_Given problem_
Faithfully return all lines, omitting every embedded picture.

_Data to process_
┌──

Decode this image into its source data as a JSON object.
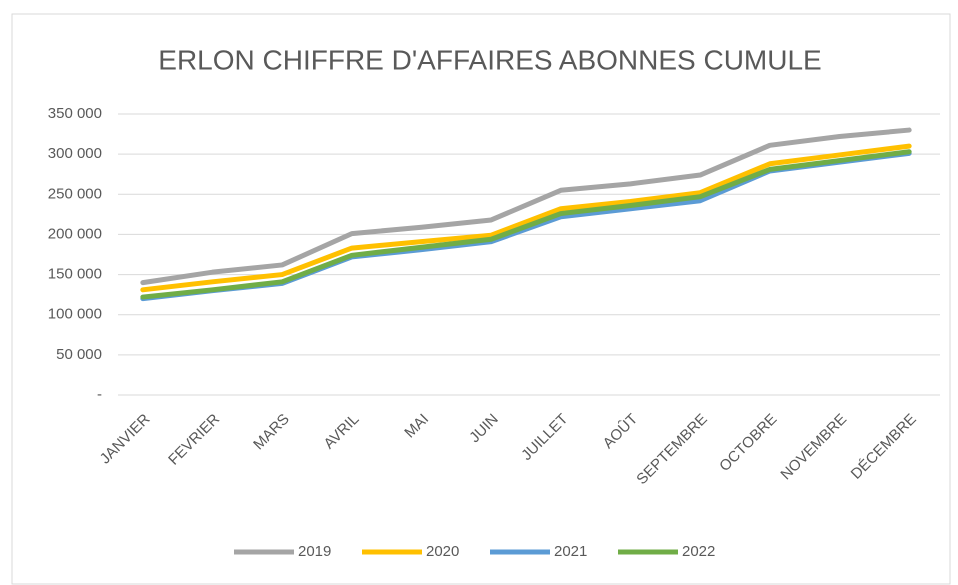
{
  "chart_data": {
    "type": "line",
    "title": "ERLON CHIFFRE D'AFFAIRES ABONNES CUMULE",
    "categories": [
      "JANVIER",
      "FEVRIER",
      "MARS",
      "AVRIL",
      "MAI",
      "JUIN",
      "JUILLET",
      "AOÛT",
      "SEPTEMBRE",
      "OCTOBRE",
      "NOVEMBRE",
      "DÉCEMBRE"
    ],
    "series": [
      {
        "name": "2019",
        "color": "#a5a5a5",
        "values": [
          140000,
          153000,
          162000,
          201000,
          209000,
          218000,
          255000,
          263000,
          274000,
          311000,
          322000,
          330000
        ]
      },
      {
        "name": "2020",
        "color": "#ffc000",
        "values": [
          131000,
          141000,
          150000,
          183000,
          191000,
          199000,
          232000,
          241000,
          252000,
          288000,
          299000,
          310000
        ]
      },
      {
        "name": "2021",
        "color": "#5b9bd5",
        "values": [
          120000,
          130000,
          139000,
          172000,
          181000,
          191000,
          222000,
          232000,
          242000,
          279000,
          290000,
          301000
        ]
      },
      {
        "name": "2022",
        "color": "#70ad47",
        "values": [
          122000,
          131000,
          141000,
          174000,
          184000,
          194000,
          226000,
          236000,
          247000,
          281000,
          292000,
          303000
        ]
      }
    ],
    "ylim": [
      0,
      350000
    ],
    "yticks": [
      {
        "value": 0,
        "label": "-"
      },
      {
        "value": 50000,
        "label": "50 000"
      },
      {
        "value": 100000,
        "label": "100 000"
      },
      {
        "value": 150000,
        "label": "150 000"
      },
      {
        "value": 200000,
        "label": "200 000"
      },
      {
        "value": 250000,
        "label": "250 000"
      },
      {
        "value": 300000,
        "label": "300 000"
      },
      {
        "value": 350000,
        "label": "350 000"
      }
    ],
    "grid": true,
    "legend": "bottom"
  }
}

└──

_Result of this task_
Decode this image into its source data as a JSON object.
{
  "chart_data": {
    "type": "line",
    "title": "ERLON CHIFFRE D'AFFAIRES ABONNES CUMULE",
    "categories": [
      "JANVIER",
      "FEVRIER",
      "MARS",
      "AVRIL",
      "MAI",
      "JUIN",
      "JUILLET",
      "AOÛT",
      "SEPTEMBRE",
      "OCTOBRE",
      "NOVEMBRE",
      "DÉCEMBRE"
    ],
    "series": [
      {
        "name": "2019",
        "color": "#a5a5a5",
        "values": [
          140000,
          153000,
          162000,
          201000,
          209000,
          218000,
          255000,
          263000,
          274000,
          311000,
          322000,
          330000
        ]
      },
      {
        "name": "2020",
        "color": "#ffc000",
        "values": [
          131000,
          141000,
          150000,
          183000,
          191000,
          199000,
          232000,
          241000,
          252000,
          288000,
          299000,
          310000
        ]
      },
      {
        "name": "2021",
        "color": "#5b9bd5",
        "values": [
          120000,
          130000,
          139000,
          172000,
          181000,
          191000,
          222000,
          232000,
          242000,
          279000,
          290000,
          301000
        ]
      },
      {
        "name": "2022",
        "color": "#70ad47",
        "values": [
          122000,
          131000,
          141000,
          174000,
          184000,
          194000,
          226000,
          236000,
          247000,
          281000,
          292000,
          303000
        ]
      }
    ],
    "ylim": [
      0,
      350000
    ],
    "yticks": [
      {
        "value": 0,
        "label": "-"
      },
      {
        "value": 50000,
        "label": "50 000"
      },
      {
        "value": 100000,
        "label": "100 000"
      },
      {
        "value": 150000,
        "label": "150 000"
      },
      {
        "value": 200000,
        "label": "200 000"
      },
      {
        "value": 250000,
        "label": "250 000"
      },
      {
        "value": 300000,
        "label": "300 000"
      },
      {
        "value": 350000,
        "label": "350 000"
      }
    ],
    "grid": true,
    "legend": "bottom"
  }
}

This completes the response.